**STATED TASK:**
In the entries below, find every line holding the string "spread" and collect it.

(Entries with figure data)
= = =
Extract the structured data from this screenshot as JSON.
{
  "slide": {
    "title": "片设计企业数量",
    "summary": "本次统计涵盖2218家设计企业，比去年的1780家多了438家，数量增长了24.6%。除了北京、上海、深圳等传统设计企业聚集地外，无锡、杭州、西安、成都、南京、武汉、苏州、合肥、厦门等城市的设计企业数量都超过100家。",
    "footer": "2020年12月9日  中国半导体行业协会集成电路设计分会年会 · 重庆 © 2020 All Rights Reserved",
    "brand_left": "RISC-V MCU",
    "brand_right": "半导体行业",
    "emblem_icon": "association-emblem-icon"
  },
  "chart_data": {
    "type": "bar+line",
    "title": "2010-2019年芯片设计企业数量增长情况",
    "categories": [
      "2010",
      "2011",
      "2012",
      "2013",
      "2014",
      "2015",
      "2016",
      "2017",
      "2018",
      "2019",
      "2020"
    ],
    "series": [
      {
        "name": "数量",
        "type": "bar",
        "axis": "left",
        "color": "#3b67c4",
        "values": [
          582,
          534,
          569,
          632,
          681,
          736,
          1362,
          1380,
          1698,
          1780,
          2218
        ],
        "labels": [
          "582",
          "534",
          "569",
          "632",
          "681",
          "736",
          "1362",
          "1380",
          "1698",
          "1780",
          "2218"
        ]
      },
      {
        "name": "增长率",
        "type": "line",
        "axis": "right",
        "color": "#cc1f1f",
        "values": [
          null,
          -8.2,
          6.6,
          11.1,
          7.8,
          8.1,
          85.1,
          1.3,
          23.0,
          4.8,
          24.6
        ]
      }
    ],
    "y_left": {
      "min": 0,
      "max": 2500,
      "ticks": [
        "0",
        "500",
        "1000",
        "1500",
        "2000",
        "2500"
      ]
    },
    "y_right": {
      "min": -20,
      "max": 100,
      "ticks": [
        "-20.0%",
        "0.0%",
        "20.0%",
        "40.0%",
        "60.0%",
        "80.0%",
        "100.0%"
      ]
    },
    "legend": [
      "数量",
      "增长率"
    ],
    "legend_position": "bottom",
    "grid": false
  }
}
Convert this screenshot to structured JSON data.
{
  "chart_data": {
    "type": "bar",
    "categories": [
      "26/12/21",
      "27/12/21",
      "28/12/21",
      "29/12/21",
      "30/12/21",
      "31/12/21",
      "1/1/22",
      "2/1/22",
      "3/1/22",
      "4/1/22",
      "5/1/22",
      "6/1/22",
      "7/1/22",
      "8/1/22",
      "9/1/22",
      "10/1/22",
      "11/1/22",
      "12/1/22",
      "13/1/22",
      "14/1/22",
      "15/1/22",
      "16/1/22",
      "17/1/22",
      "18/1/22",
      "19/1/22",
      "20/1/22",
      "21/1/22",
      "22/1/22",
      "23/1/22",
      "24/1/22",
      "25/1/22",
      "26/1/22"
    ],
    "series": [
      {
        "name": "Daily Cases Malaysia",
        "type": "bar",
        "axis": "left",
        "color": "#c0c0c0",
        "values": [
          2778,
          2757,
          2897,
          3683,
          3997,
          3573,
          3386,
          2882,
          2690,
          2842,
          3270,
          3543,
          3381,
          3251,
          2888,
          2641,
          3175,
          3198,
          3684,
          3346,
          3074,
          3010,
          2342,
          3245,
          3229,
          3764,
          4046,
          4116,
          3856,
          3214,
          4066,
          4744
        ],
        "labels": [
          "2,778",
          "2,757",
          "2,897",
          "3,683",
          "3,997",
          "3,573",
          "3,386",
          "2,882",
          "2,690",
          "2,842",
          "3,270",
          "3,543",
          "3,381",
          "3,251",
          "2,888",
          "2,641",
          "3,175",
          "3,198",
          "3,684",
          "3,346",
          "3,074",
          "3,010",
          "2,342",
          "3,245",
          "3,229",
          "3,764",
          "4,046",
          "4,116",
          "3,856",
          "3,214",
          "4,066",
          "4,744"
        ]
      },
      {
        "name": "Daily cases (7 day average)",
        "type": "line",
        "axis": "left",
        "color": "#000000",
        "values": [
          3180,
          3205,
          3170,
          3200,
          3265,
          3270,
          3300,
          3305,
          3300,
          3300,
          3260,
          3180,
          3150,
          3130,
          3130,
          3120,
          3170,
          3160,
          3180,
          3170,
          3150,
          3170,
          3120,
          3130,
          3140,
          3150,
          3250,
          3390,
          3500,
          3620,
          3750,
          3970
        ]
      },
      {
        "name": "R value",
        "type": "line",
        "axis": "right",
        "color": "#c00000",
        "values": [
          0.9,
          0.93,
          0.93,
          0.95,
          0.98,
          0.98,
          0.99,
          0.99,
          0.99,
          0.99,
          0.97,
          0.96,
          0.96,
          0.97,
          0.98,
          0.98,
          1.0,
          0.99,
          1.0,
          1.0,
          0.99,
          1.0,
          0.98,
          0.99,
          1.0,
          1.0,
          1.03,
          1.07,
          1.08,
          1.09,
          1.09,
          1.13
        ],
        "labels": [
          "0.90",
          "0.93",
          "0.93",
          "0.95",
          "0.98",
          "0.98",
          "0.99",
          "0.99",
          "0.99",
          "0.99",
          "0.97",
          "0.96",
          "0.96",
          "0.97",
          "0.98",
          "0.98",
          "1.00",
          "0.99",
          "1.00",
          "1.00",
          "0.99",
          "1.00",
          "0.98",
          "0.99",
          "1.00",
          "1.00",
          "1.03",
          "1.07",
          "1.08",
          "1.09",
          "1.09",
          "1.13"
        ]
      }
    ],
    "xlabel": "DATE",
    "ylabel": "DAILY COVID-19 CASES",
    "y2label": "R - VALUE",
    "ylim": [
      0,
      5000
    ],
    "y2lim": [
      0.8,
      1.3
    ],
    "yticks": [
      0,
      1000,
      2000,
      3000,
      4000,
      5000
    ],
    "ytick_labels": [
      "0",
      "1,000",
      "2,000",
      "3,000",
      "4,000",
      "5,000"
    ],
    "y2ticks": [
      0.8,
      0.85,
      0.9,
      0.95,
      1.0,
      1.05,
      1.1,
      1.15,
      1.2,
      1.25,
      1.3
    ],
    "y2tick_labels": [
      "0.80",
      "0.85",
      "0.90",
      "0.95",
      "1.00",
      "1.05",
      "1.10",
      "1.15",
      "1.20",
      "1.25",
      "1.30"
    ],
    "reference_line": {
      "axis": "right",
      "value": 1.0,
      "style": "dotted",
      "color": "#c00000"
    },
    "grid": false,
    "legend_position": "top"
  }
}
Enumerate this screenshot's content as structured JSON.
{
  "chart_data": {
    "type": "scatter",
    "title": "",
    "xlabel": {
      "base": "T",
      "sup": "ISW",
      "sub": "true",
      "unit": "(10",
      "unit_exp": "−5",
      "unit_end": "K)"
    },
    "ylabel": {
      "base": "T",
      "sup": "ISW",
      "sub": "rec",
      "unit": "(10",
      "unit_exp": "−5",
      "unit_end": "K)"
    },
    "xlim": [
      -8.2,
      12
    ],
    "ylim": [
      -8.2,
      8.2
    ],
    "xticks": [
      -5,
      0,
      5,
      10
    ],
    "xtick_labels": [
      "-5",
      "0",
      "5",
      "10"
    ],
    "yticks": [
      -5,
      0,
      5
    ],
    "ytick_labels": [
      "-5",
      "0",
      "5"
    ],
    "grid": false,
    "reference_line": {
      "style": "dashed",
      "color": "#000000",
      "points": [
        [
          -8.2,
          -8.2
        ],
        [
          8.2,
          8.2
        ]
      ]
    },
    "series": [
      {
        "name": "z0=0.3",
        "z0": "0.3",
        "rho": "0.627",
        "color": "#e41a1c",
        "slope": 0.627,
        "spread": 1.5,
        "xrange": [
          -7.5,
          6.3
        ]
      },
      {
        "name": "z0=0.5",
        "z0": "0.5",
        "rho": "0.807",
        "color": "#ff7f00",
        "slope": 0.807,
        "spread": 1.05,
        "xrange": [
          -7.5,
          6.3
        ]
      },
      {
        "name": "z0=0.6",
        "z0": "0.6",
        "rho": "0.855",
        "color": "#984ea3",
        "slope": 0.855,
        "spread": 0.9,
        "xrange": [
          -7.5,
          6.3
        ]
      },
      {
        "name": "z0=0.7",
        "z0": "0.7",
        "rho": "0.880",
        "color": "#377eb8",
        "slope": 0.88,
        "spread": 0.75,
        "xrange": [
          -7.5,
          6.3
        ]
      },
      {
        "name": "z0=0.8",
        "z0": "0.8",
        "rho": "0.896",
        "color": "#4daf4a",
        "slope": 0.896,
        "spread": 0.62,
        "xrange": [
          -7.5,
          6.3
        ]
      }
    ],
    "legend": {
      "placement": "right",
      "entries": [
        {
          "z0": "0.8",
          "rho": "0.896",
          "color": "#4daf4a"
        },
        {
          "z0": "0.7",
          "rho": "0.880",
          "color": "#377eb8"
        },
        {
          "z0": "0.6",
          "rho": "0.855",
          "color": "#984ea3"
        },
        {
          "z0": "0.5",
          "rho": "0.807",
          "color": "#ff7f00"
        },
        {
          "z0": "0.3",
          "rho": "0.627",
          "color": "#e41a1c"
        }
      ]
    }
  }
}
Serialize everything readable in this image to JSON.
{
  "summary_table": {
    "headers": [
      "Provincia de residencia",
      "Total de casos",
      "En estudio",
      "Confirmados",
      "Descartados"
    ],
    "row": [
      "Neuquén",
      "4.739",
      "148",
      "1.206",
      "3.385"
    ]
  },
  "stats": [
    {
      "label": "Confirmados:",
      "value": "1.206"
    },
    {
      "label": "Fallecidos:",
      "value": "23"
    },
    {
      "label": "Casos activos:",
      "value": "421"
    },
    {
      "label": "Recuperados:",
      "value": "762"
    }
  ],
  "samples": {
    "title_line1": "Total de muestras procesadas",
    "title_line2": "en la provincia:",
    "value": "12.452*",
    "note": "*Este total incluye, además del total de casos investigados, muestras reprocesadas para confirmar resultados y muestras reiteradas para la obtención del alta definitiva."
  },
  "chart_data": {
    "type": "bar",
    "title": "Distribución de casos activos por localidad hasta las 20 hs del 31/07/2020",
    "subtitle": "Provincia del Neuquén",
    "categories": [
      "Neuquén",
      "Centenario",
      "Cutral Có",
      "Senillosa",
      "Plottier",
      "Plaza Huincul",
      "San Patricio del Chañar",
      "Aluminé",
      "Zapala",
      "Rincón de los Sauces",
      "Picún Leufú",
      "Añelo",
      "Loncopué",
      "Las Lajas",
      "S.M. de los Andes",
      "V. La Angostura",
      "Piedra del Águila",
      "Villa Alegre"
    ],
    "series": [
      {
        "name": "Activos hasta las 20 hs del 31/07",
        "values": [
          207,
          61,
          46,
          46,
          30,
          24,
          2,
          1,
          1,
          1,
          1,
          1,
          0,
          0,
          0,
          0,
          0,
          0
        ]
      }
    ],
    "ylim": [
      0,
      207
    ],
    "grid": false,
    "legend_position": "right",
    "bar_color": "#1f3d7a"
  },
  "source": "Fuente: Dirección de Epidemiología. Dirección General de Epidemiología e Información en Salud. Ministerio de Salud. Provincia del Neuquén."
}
= = =
**WRITTEN SOLUTION:**
        "spread": 1.5,
        "spread": 1.05,
        "spread": 0.9,
        "spread": 0.75,
        "spread": 0.62,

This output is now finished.